• [TASK PROMPT]
Nothing may be dropped or altered: reproduce all the data.

Extracted records:
begin

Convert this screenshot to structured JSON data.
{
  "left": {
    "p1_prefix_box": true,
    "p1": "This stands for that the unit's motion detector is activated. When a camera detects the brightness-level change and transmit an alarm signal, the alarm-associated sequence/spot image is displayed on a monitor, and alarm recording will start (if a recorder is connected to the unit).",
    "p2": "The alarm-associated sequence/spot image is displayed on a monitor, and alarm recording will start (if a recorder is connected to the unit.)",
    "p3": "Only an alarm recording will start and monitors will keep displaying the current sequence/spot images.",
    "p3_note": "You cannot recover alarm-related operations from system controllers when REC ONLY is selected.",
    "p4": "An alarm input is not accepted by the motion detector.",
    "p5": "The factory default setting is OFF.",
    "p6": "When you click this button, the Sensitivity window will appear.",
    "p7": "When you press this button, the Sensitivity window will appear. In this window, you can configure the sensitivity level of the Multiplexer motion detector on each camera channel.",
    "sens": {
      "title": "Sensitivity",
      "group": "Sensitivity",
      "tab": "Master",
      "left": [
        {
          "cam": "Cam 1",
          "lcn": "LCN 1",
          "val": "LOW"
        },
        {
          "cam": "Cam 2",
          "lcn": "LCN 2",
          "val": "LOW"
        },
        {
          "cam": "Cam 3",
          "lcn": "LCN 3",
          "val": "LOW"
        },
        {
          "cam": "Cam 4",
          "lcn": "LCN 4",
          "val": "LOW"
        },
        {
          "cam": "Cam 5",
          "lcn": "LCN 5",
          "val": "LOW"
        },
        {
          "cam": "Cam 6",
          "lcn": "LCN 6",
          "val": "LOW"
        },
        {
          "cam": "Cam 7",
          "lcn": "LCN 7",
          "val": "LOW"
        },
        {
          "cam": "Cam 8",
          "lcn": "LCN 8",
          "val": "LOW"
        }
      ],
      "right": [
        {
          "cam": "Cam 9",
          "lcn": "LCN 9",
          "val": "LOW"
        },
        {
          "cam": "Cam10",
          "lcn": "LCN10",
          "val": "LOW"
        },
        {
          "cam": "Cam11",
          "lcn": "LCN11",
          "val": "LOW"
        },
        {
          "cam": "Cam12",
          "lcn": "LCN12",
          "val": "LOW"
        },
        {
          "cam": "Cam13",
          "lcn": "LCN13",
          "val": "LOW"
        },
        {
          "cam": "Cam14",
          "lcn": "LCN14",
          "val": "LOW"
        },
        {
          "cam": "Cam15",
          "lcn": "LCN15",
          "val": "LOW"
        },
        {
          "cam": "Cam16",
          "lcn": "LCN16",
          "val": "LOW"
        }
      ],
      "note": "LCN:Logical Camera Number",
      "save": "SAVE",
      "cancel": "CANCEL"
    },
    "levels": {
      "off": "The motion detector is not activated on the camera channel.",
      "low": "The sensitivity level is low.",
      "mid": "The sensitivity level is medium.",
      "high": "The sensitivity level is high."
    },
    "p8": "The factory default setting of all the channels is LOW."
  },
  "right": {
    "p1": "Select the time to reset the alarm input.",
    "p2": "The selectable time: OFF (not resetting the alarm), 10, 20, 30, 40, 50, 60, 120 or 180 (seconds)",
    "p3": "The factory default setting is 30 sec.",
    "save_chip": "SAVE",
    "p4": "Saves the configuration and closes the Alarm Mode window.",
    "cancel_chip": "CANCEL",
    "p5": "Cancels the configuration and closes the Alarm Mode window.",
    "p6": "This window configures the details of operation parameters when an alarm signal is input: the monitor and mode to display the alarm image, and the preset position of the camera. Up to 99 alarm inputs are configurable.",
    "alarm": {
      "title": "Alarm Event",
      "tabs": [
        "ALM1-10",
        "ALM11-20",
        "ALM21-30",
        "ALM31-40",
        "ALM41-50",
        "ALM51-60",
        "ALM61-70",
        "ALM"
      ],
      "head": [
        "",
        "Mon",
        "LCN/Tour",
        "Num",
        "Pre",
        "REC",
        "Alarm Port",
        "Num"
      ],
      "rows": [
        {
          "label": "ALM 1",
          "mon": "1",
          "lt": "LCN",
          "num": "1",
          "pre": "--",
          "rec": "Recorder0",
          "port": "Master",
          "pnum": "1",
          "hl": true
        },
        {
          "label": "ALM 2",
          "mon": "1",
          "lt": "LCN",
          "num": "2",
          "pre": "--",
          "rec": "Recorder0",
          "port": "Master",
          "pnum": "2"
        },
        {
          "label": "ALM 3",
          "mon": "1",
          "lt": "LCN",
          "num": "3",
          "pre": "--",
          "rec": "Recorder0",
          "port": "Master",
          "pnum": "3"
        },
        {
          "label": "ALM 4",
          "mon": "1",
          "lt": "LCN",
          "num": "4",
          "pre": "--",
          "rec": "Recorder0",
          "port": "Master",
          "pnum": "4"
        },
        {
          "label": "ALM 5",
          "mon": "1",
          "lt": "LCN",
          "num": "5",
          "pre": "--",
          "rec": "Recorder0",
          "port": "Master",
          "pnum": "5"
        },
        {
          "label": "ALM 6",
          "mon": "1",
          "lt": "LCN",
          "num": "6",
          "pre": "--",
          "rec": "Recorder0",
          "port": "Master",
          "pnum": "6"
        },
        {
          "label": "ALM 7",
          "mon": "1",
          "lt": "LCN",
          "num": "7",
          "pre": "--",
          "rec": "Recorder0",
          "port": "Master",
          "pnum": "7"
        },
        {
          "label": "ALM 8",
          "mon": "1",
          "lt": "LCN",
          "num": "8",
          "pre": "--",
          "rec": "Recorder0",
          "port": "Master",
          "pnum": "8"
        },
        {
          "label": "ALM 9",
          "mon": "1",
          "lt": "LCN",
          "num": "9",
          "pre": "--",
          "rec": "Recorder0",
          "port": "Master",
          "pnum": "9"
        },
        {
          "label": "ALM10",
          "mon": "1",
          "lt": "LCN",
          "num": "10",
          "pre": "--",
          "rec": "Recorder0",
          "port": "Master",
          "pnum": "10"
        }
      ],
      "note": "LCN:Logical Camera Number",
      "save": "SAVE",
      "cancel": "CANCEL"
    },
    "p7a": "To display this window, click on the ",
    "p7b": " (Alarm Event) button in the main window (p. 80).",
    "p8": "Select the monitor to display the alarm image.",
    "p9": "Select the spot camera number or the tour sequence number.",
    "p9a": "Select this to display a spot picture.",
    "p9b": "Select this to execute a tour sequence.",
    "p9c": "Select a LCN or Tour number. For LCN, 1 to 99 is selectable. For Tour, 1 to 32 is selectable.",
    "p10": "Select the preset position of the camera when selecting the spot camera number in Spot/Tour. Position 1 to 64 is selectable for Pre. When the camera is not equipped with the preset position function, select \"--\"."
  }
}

end

• [FULL SOLUTION]
Convert this screenshot to structured JSON data.
{
  "left": {
    "p1_prefix_box": true,
    "p1": "This stands for that the unit's motion detector is activated. When a camera detects the brightness-level change and transmit an alarm signal, the alarm-associated sequence/spot image is displayed on a monitor, and alarm recording will start (if a recorder is connected to the unit).",
    "p2": "The alarm-associated sequence/spot image is displayed on a monitor, and alarm recording will start (if a recorder is connected to the unit.)",
    "p3": "Only an alarm recording will start and monitors will keep displaying the current sequence/spot images.",
    "p3_note": "You cannot recover alarm-related operations from system controllers when REC ONLY is selected.",
    "p4": "An alarm input is not accepted by the motion detector.",
    "p5": "The factory default setting is OFF.",
    "p6": "When you click this button, the Sensitivity window will appear.",
    "p7": "When you press this button, the Sensitivity window will appear. In this window, you can configure the sensitivity level of the Multiplexer motion detector on each camera channel.",
    "sens": {
      "title": "Sensitivity",
      "group": "Sensitivity",
      "tab": "Master",
      "left": [
        {
          "cam": "Cam 1",
          "lcn": "LCN 1",
          "val": "LOW"
        },
        {
          "cam": "Cam 2",
          "lcn": "LCN 2",
          "val": "LOW"
        },
        {
          "cam": "Cam 3",
          "lcn": "LCN 3",
          "val": "LOW"
        },
        {
          "cam": "Cam 4",
          "lcn": "LCN 4",
          "val": "LOW"
        },
        {
          "cam": "Cam 5",
          "lcn": "LCN 5",
          "val": "LOW"
        },
        {
          "cam": "Cam 6",
          "lcn": "LCN 6",
          "val": "LOW"
        },
        {
          "cam": "Cam 7",
          "lcn": "LCN 7",
          "val": "LOW"
        },
        {
          "cam": "Cam 8",
          "lcn": "LCN 8",
          "val": "LOW"
        }
      ],
      "right": [
        {
          "cam": "Cam 9",
          "lcn": "LCN 9",
          "val": "LOW"
        },
        {
          "cam": "Cam10",
          "lcn": "LCN10",
          "val": "LOW"
        },
        {
          "cam": "Cam11",
          "lcn": "LCN11",
          "val": "LOW"
        },
        {
          "cam": "Cam12",
          "lcn": "LCN12",
          "val": "LOW"
        },
        {
          "cam": "Cam13",
          "lcn": "LCN13",
          "val": "LOW"
        },
        {
          "cam": "Cam14",
          "lcn": "LCN14",
          "val": "LOW"
        },
        {
          "cam": "Cam15",
          "lcn": "LCN15",
          "val": "LOW"
        },
        {
          "cam": "Cam16",
          "lcn": "LCN16",
          "val": "LOW"
        }
      ],
      "note": "LCN:Logical Camera Number",
      "save": "SAVE",
      "cancel": "CANCEL"
    },
    "levels": {
      "off": "The motion detector is not activated on the camera channel.",
      "low": "The sensitivity level is low.",
      "mid": "The sensitivity level is medium.",
      "high": "The sensitivity level is high."
    },
    "p8": "The factory default setting of all the channels is LOW."
  },
  "right": {
    "p1": "Select the time to reset the alarm input.",
    "p2": "The selectable time: OFF (not resetting the alarm), 10, 20, 30, 40, 50, 60, 120 or 180 (seconds)",
    "p3": "The factory default setting is 30 sec.",
    "save_chip": "SAVE",
    "p4": "Saves the configuration and closes the Alarm Mode window.",
    "cancel_chip": "CANCEL",
    "p5": "Cancels the configuration and closes the Alarm Mode window.",
    "p6": "This window configures the details of operation parameters when an alarm signal is input: the monitor and mode to display the alarm image, and the preset position of the camera. Up to 99 alarm inputs are configurable.",
    "alarm": {
      "title": "Alarm Event",
      "tabs": [
        "ALM1-10",
        "ALM11-20",
        "ALM21-30",
        "ALM31-40",
        "ALM41-50",
        "ALM51-60",
        "ALM61-70",
        "ALM"
      ],
      "head": [
        "",
        "Mon",
        "LCN/Tour",
        "Num",
        "Pre",
        "REC",
        "Alarm Port",
        "Num"
      ],
      "rows": [
        {
          "label": "ALM 1",
          "mon": "1",
          "lt": "LCN",
          "num": "1",
          "pre": "--",
          "rec": "Recorder0",
          "port": "Master",
          "pnum": "1",
          "hl": true
        },
        {
          "label": "ALM 2",
          "mon": "1",
          "lt": "LCN",
          "num": "2",
          "pre": "--",
          "rec": "Recorder0",
          "port": "Master",
          "pnum": "2"
        },
        {
          "label": "ALM 3",
          "mon": "1",
          "lt": "LCN",
          "num": "3",
          "pre": "--",
          "rec": "Recorder0",
          "port": "Master",
          "pnum": "3"
        },
        {
          "label": "ALM 4",
          "mon": "1",
          "lt": "LCN",
          "num": "4",
          "pre": "--",
          "rec": "Recorder0",
          "port": "Master",
          "pnum": "4"
        },
        {
          "label": "ALM 5",
          "mon": "1",
          "lt": "LCN",
          "num": "5",
          "pre": "--",
          "rec": "Recorder0",
          "port": "Master",
          "pnum": "5"
        },
        {
          "label": "ALM 6",
          "mon": "1",
          "lt": "LCN",
          "num": "6",
          "pre": "--",
          "rec": "Recorder0",
          "port": "Master",
          "pnum": "6"
        },
        {
          "label": "ALM 7",
          "mon": "1",
          "lt": "LCN",
          "num": "7",
          "pre": "--",
          "rec": "Recorder0",
          "port": "Master",
          "pnum": "7"
        },
        {
          "label": "ALM 8",
          "mon": "1",
          "lt": "LCN",
          "num": "8",
          "pre": "--",
          "rec": "Recorder0",
          "port": "Master",
          "pnum": "8"
        },
        {
          "label": "ALM 9",
          "mon": "1",
          "lt": "LCN",
          "num": "9",
          "pre": "--",
          "rec": "Recorder0",
          "port": "Master",
          "pnum": "9"
        },
        {
          "label": "ALM10",
          "mon": "1",
          "lt": "LCN",
          "num": "10",
          "pre": "--",
          "rec": "Recorder0",
          "port": "Master",
          "pnum": "10"
        }
      ],
      "note": "LCN:Logical Camera Number",
      "save": "SAVE",
      "cancel": "CANCEL"
    },
    "p7a": "To display this window, click on the ",
    "p7b": " (Alarm Event) button in the main window (p. 80).",
    "p8": "Select the monitor to display the alarm image.",
    "p9": "Select the spot camera number or the tour sequence number.",
    "p9a": "Select this to display a spot picture.",
    "p9b": "Select this to execute a tour sequence.",
    "p9c": "Select a LCN or Tour number. For LCN, 1 to 99 is selectable. For Tour, 1 to 32 is selectable.",
    "p10": "Select the preset position of the camera when selecting the spot camera number in Spot/Tour. Position 1 to 64 is selectable for Pre. When the camera is not equipped with the preset position function, select \"--\"."
  }
}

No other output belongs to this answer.